◆ Rows ◆
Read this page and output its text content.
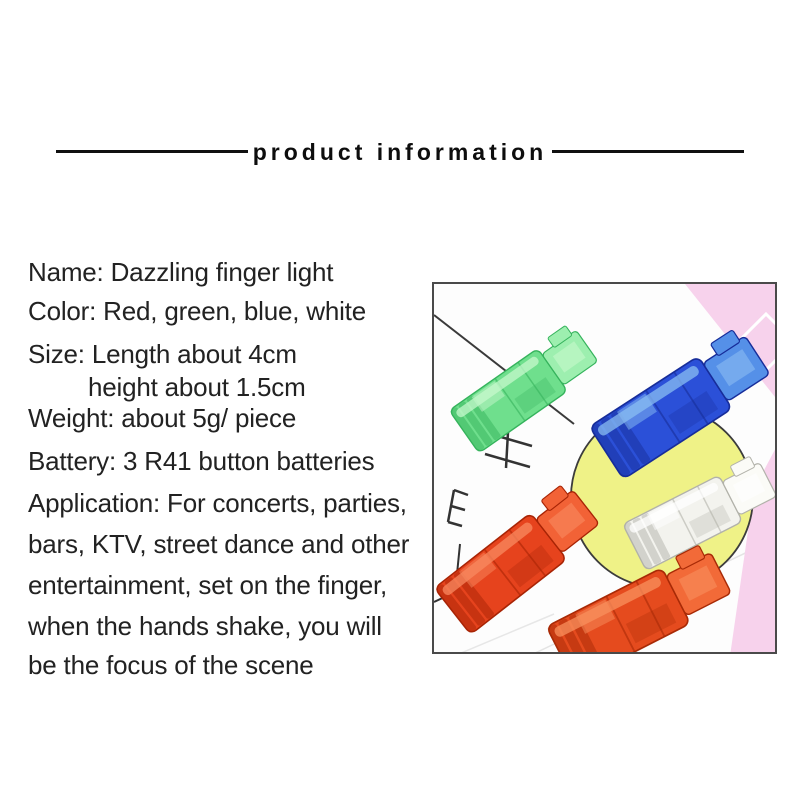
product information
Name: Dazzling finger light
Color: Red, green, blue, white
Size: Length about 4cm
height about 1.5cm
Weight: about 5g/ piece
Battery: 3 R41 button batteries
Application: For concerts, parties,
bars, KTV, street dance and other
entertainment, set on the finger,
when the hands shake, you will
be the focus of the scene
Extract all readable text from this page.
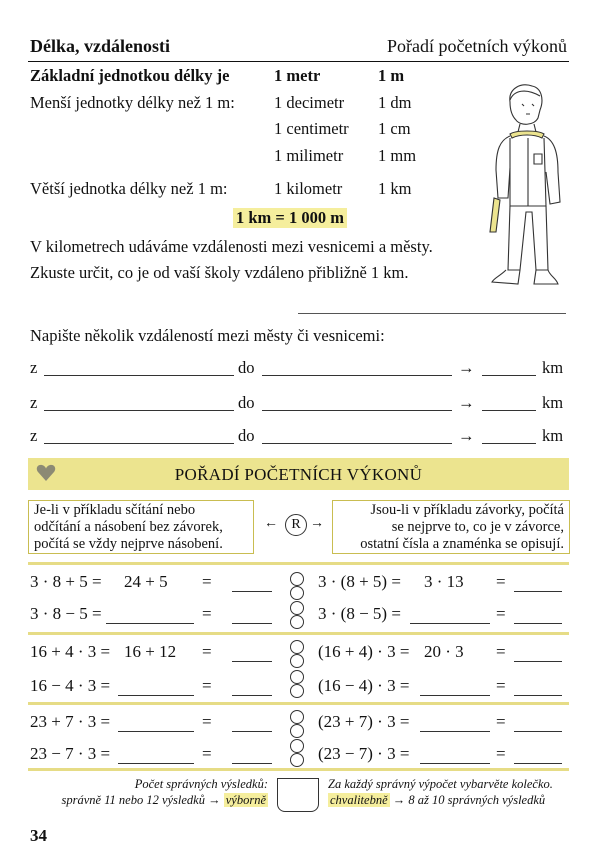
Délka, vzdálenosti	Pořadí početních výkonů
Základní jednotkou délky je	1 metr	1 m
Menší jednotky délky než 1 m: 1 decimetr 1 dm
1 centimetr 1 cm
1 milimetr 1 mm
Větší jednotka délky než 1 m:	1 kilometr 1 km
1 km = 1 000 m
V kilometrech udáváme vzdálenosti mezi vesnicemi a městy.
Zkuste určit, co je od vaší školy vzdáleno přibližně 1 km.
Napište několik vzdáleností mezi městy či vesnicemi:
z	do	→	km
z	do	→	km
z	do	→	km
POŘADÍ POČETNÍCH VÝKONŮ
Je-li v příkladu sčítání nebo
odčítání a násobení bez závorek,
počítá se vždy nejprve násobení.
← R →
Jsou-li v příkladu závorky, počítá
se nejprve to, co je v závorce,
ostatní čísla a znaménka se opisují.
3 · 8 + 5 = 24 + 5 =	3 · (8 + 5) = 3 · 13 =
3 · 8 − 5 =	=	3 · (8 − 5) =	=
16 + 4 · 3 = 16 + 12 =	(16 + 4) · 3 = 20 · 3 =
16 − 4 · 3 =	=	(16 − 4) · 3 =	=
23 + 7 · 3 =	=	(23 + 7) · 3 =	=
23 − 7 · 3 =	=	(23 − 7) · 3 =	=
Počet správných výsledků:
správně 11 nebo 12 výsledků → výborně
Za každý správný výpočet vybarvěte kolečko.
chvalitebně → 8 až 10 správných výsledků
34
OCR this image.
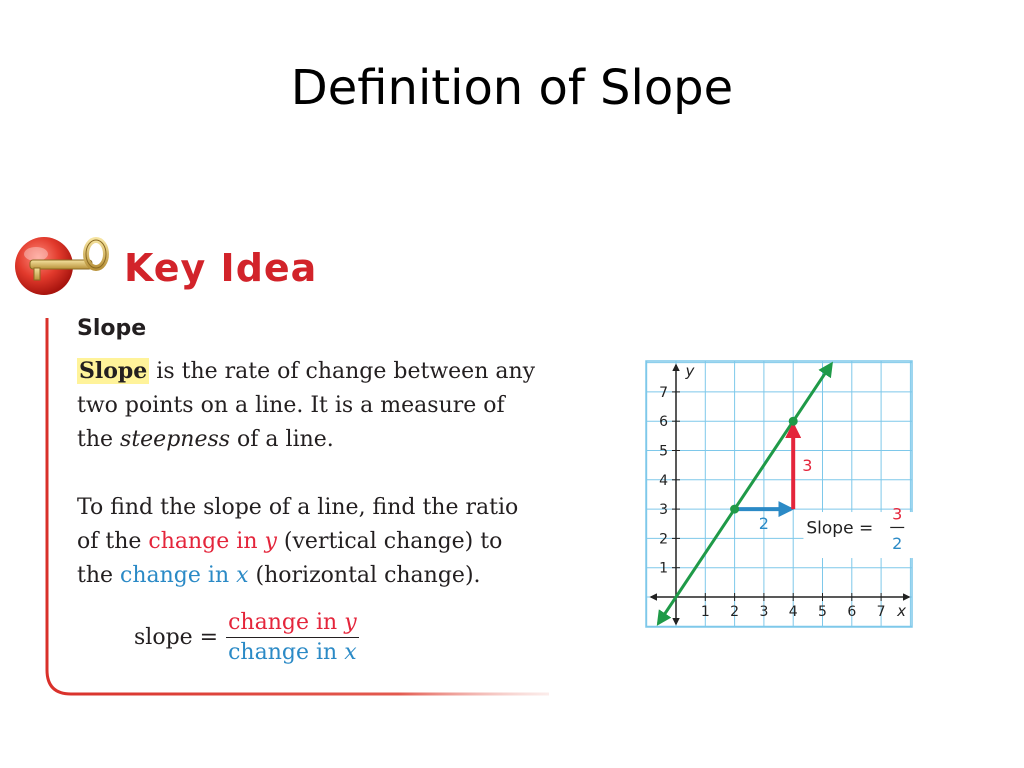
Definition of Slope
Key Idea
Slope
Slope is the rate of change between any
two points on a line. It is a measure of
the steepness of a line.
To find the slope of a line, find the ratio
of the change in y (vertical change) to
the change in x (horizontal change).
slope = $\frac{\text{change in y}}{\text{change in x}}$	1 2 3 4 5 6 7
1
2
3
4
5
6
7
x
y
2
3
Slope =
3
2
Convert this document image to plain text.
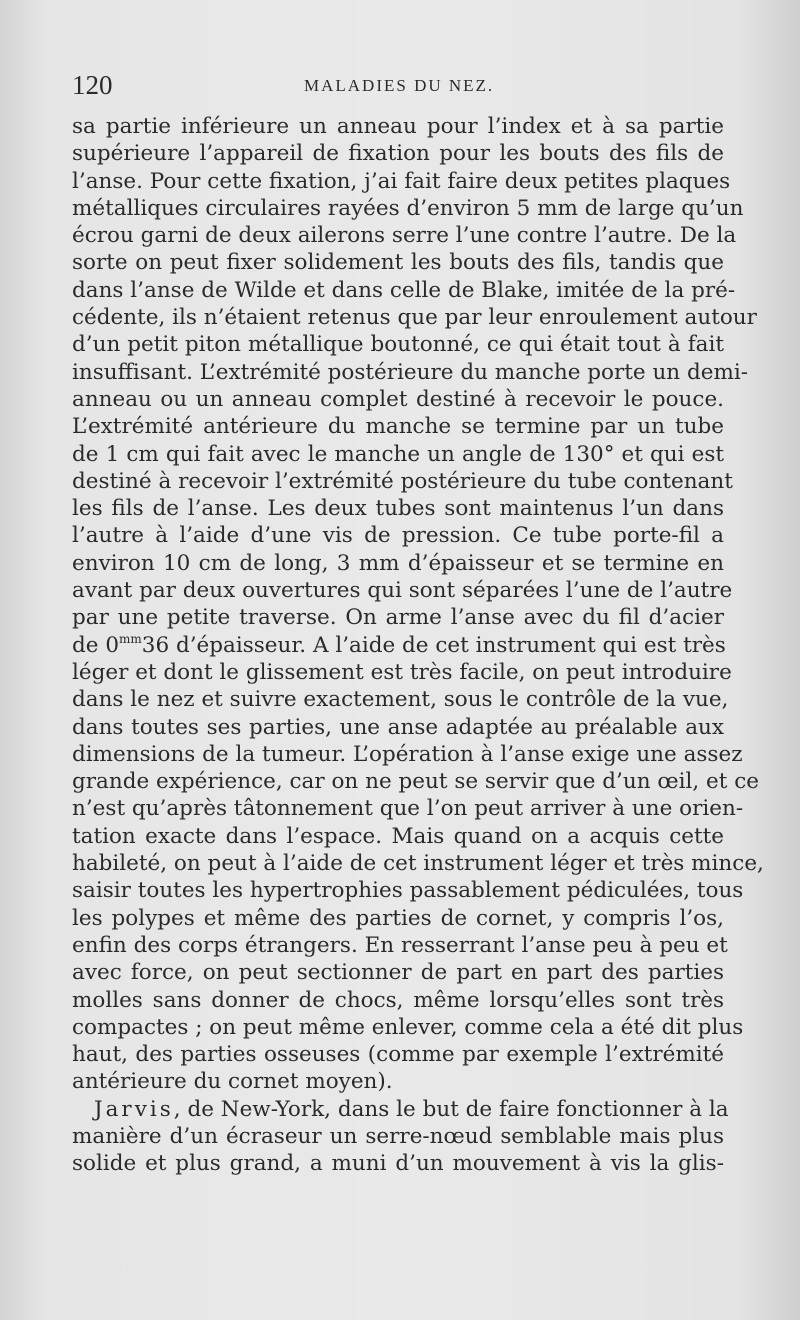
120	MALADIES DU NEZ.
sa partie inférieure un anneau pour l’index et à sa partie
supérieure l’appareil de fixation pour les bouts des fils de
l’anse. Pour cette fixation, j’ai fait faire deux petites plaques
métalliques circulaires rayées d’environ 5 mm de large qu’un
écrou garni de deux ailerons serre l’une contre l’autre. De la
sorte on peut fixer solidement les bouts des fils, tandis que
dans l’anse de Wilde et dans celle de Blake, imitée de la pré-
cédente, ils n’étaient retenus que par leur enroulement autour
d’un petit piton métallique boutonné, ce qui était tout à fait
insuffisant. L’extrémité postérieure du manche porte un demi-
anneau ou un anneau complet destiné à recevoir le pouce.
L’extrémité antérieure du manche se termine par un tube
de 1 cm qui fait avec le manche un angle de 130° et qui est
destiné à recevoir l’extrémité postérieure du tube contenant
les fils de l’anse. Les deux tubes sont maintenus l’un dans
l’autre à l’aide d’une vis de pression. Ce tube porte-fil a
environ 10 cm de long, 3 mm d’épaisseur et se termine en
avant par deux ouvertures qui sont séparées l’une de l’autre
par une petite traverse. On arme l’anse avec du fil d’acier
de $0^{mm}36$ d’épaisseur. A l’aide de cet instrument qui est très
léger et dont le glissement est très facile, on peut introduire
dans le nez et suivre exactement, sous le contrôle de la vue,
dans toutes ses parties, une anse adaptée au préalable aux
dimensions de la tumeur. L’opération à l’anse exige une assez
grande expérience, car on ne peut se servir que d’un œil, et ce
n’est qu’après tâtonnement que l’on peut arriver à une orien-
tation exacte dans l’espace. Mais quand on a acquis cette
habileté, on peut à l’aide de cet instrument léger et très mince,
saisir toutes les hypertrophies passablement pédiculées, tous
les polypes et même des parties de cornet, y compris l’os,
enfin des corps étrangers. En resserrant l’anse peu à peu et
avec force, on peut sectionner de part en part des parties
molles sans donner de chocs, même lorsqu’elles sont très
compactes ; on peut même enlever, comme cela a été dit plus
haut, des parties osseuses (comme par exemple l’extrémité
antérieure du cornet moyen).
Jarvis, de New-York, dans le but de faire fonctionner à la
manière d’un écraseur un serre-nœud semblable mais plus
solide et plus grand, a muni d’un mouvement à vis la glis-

◆ The exercise ◆
Search the entries for the word "extrémité" and copy every line that has it.

◆ Exercise response ◆
insuffisant. L’extrémité postérieure du manche porte un demi-
L’extrémité antérieure du manche se termine par un tube
destiné à recevoir l’extrémité postérieure du tube contenant
haut, des parties osseuses (comme par exemple l’extrémité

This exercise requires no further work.